### Written exercise
Return the records that follow, matching each one exactly.

Excerpts from a figure dataset:
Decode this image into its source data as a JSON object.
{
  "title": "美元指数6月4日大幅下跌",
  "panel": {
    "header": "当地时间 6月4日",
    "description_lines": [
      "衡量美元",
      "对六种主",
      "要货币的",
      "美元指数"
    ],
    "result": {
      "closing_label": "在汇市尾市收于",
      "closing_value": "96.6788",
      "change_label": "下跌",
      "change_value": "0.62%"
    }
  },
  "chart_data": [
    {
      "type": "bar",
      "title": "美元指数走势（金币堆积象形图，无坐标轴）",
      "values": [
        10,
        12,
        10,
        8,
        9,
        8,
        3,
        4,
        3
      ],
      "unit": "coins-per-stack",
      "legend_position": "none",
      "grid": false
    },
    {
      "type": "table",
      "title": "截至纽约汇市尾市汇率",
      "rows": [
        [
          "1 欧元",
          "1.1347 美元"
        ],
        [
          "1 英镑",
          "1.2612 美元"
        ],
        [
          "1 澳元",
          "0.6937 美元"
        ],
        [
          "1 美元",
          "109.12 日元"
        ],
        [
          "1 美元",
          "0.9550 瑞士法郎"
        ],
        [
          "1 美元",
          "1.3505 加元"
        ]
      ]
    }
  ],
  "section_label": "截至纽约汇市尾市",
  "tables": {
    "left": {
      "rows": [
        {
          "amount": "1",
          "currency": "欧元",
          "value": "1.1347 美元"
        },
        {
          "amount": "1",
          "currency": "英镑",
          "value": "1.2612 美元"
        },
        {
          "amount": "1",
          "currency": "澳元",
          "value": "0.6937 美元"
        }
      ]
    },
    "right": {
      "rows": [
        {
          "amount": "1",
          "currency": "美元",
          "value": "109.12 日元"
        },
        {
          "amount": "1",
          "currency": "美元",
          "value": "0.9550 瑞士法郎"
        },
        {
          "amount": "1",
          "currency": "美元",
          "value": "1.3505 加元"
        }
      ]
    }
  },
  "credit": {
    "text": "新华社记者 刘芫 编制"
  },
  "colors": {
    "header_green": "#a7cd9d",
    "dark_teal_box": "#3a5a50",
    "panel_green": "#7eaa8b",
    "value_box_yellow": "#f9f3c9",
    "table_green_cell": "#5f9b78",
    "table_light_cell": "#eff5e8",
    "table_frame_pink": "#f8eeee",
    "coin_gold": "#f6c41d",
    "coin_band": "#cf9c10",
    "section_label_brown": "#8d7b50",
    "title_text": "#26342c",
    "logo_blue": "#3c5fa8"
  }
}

### Task output
Decode this image into its source data as a JSON object.
{
  "title": "美元指数6月4日大幅下跌",
  "panel": {
    "header": "当地时间 6月4日",
    "description_lines": [
      "衡量美元",
      "对六种主",
      "要货币的",
      "美元指数"
    ],
    "result": {
      "closing_label": "在汇市尾市收于",
      "closing_value": "96.6788",
      "change_label": "下跌",
      "change_value": "0.62%"
    }
  },
  "chart_data": [
    {
      "type": "bar",
      "title": "美元指数走势（金币堆积象形图，无坐标轴）",
      "values": [
        10,
        12,
        10,
        8,
        9,
        8,
        3,
        4,
        3
      ],
      "unit": "coins-per-stack",
      "legend_position": "none",
      "grid": false
    },
    {
      "type": "table",
      "title": "截至纽约汇市尾市汇率",
      "rows": [
        [
          "1 欧元",
          "1.1347 美元"
        ],
        [
          "1 英镑",
          "1.2612 美元"
        ],
        [
          "1 澳元",
          "0.6937 美元"
        ],
        [
          "1 美元",
          "109.12 日元"
        ],
        [
          "1 美元",
          "0.9550 瑞士法郎"
        ],
        [
          "1 美元",
          "1.3505 加元"
        ]
      ]
    }
  ],
  "section_label": "截至纽约汇市尾市",
  "tables": {
    "left": {
      "rows": [
        {
          "amount": "1",
          "currency": "欧元",
          "value": "1.1347 美元"
        },
        {
          "amount": "1",
          "currency": "英镑",
          "value": "1.2612 美元"
        },
        {
          "amount": "1",
          "currency": "澳元",
          "value": "0.6937 美元"
        }
      ]
    },
    "right": {
      "rows": [
        {
          "amount": "1",
          "currency": "美元",
          "value": "109.12 日元"
        },
        {
          "amount": "1",
          "currency": "美元",
          "value": "0.9550 瑞士法郎"
        },
        {
          "amount": "1",
          "currency": "美元",
          "value": "1.3505 加元"
        }
      ]
    }
  },
  "credit": {
    "text": "新华社记者 刘芫 编制"
  },
  "colors": {
    "header_green": "#a7cd9d",
    "dark_teal_box": "#3a5a50",
    "panel_green": "#7eaa8b",
    "value_box_yellow": "#f9f3c9",
    "table_green_cell": "#5f9b78",
    "table_light_cell": "#eff5e8",
    "table_frame_pink": "#f8eeee",
    "coin_gold": "#f6c41d",
    "coin_band": "#cf9c10",
    "section_label_brown": "#8d7b50",
    "title_text": "#26342c",
    "logo_blue": "#3c5fa8"
  }
}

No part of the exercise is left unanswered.